Data in this exercise
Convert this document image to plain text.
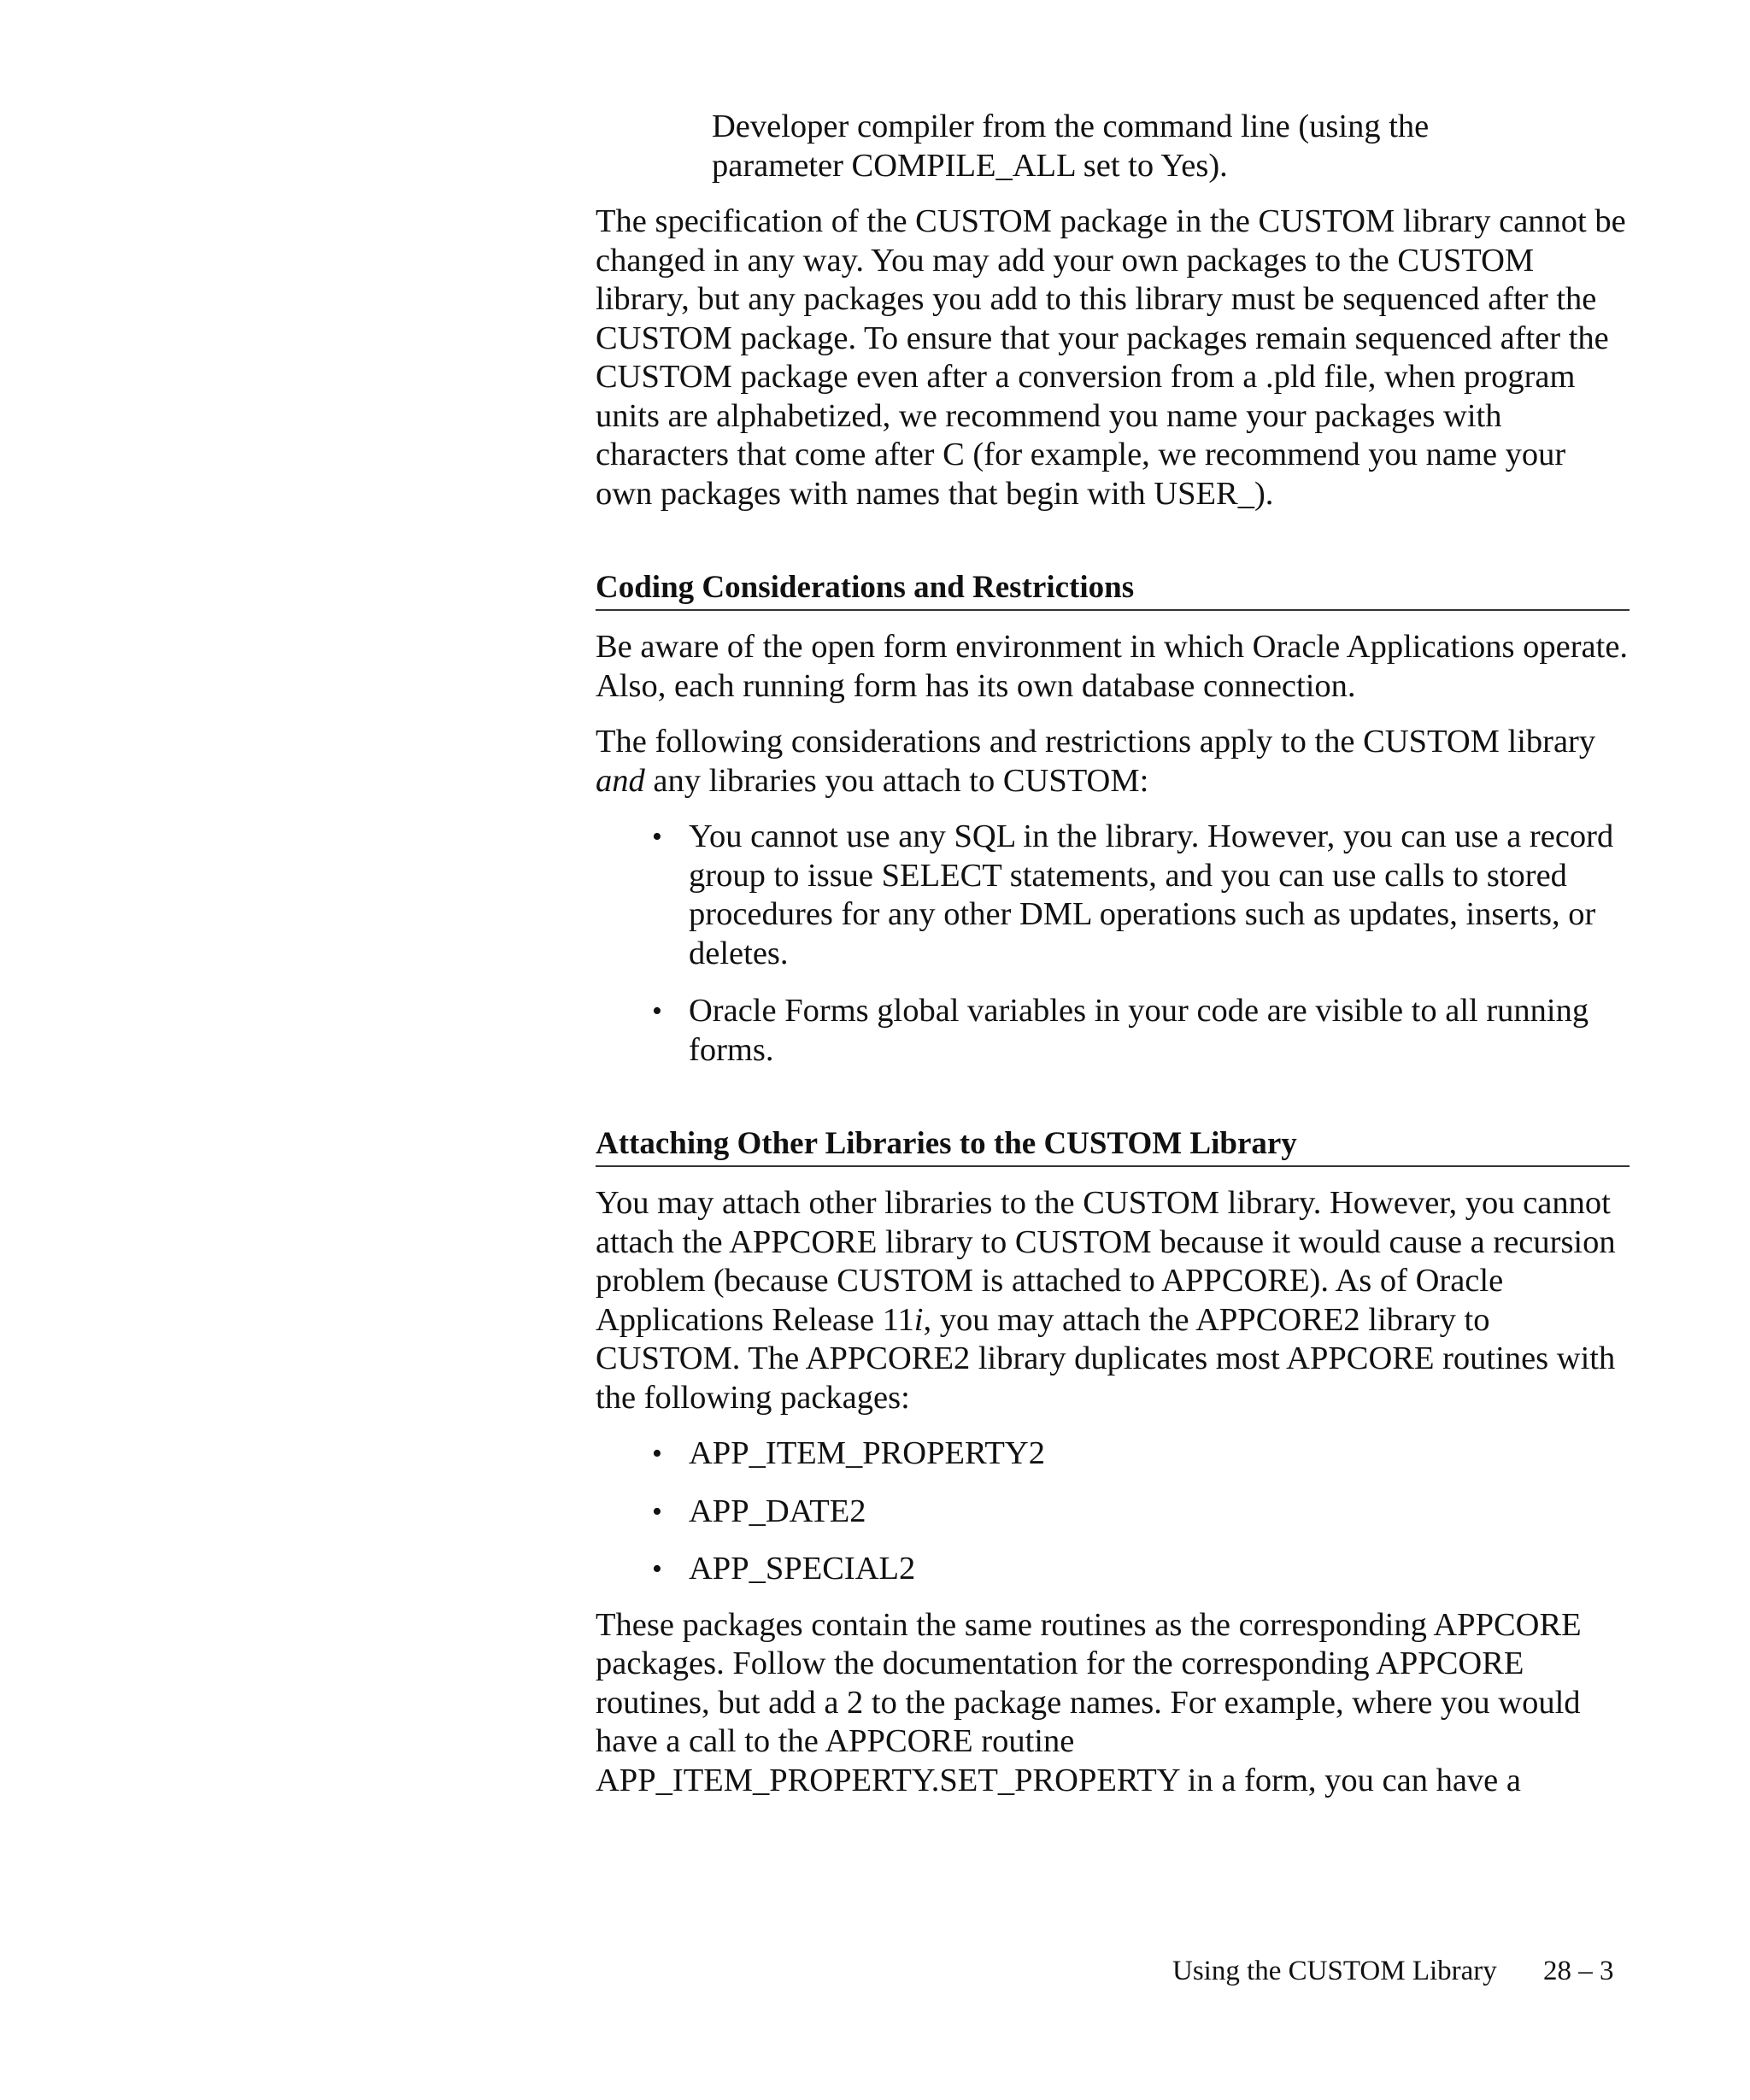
Developer compiler from the command line (using the
parameter COMPILE_ALL set to Yes).

The specification of the CUSTOM package in the CUSTOM library cannot be changed in any way. You may add your own packages to the CUSTOM library, but any packages you add to this library must be sequenced after the CUSTOM package. To ensure that your packages remain sequenced after the CUSTOM package even after a conversion from a .pld file, when program units are alphabetized, we recommend you name your packages with characters that come after C (for example, we recommend you name your own packages with names that begin with USER_).

Coding Considerations and Restrictions

Be aware of the open form environment in which Oracle Applications operate. Also, each running form has its own database connection.

The following considerations and restrictions apply to the CUSTOM library and any libraries you attach to CUSTOM:

• You cannot use any SQL in the library. However, you can use a record group to issue SELECT statements, and you can use calls to stored procedures for any other DML operations such as updates, inserts, or deletes.
• Oracle Forms global variables in your code are visible to all running forms.
Attaching Other Libraries to the CUSTOM Library

You may attach other libraries to the CUSTOM library. However, you cannot attach the APPCORE library to CUSTOM because it would cause a recursion problem (because CUSTOM is attached to APPCORE). As of Oracle Applications Release 11i, you may attach the APPCORE2 library to CUSTOM. The APPCORE2 library duplicates most APPCORE routines with the following packages:

• APP_ITEM_PROPERTY2
• APP_DATE2
• APP_SPECIAL2

These packages contain the same routines as the corresponding APPCORE packages. Follow the documentation for the corresponding APPCORE routines, but add a 2 to the package names. For example, where you would have a call to the APPCORE routine APP_ITEM_PROPERTY.SET_PROPERTY in a form, you can have a

Using the CUSTOM Library 28 – 3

What the task requires
Copy down every line of the material above that includes the string "running".

Task output
Be aware of the open form environment in which Oracle Applications operate. Also, each running form has its own database connection.
• Oracle Forms global variables in your code are visible to all running forms.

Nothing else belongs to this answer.